Exercise aim — The exercise asks for every line of the data to be reproduced exactly.

Data for this exercise —

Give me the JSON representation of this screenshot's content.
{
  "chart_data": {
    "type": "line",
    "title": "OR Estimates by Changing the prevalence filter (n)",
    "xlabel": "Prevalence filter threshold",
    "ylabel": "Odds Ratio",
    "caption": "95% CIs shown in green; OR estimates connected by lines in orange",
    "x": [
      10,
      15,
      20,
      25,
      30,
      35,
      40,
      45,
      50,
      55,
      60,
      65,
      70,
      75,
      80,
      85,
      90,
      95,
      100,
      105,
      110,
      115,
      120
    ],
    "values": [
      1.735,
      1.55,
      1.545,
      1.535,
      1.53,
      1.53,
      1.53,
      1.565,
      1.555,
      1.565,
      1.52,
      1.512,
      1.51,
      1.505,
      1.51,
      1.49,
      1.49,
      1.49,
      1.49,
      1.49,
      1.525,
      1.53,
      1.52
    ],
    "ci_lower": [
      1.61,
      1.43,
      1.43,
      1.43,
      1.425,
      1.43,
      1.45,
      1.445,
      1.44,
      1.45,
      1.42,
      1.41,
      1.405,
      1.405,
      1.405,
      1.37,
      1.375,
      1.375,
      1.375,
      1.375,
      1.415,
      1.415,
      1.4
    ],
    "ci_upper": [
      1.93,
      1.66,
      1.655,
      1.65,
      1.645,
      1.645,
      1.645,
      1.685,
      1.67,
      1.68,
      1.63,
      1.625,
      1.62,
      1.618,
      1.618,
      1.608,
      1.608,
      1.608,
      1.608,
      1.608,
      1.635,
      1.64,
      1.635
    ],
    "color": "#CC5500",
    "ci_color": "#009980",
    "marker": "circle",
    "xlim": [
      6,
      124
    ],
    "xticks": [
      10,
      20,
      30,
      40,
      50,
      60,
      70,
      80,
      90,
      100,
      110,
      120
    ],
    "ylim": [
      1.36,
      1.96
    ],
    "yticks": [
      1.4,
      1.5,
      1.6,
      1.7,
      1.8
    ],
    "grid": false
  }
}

Final answer —
Give me the JSON representation of this screenshot's content.
{
  "chart_data": {
    "type": "line",
    "title": "OR Estimates by Changing the prevalence filter (n)",
    "xlabel": "Prevalence filter threshold",
    "ylabel": "Odds Ratio",
    "caption": "95% CIs shown in green; OR estimates connected by lines in orange",
    "x": [
      10,
      15,
      20,
      25,
      30,
      35,
      40,
      45,
      50,
      55,
      60,
      65,
      70,
      75,
      80,
      85,
      90,
      95,
      100,
      105,
      110,
      115,
      120
    ],
    "values": [
      1.735,
      1.55,
      1.545,
      1.535,
      1.53,
      1.53,
      1.53,
      1.565,
      1.555,
      1.565,
      1.52,
      1.512,
      1.51,
      1.505,
      1.51,
      1.49,
      1.49,
      1.49,
      1.49,
      1.49,
      1.525,
      1.53,
      1.52
    ],
    "ci_lower": [
      1.61,
      1.43,
      1.43,
      1.43,
      1.425,
      1.43,
      1.45,
      1.445,
      1.44,
      1.45,
      1.42,
      1.41,
      1.405,
      1.405,
      1.405,
      1.37,
      1.375,
      1.375,
      1.375,
      1.375,
      1.415,
      1.415,
      1.4
    ],
    "ci_upper": [
      1.93,
      1.66,
      1.655,
      1.65,
      1.645,
      1.645,
      1.645,
      1.685,
      1.67,
      1.68,
      1.63,
      1.625,
      1.62,
      1.618,
      1.618,
      1.608,
      1.608,
      1.608,
      1.608,
      1.608,
      1.635,
      1.64,
      1.635
    ],
    "color": "#CC5500",
    "ci_color": "#009980",
    "marker": "circle",
    "xlim": [
      6,
      124
    ],
    "xticks": [
      10,
      20,
      30,
      40,
      50,
      60,
      70,
      80,
      90,
      100,
      110,
      120
    ],
    "ylim": [
      1.36,
      1.96
    ],
    "yticks": [
      1.4,
      1.5,
      1.6,
      1.7,
      1.8
    ],
    "grid": false
  }
}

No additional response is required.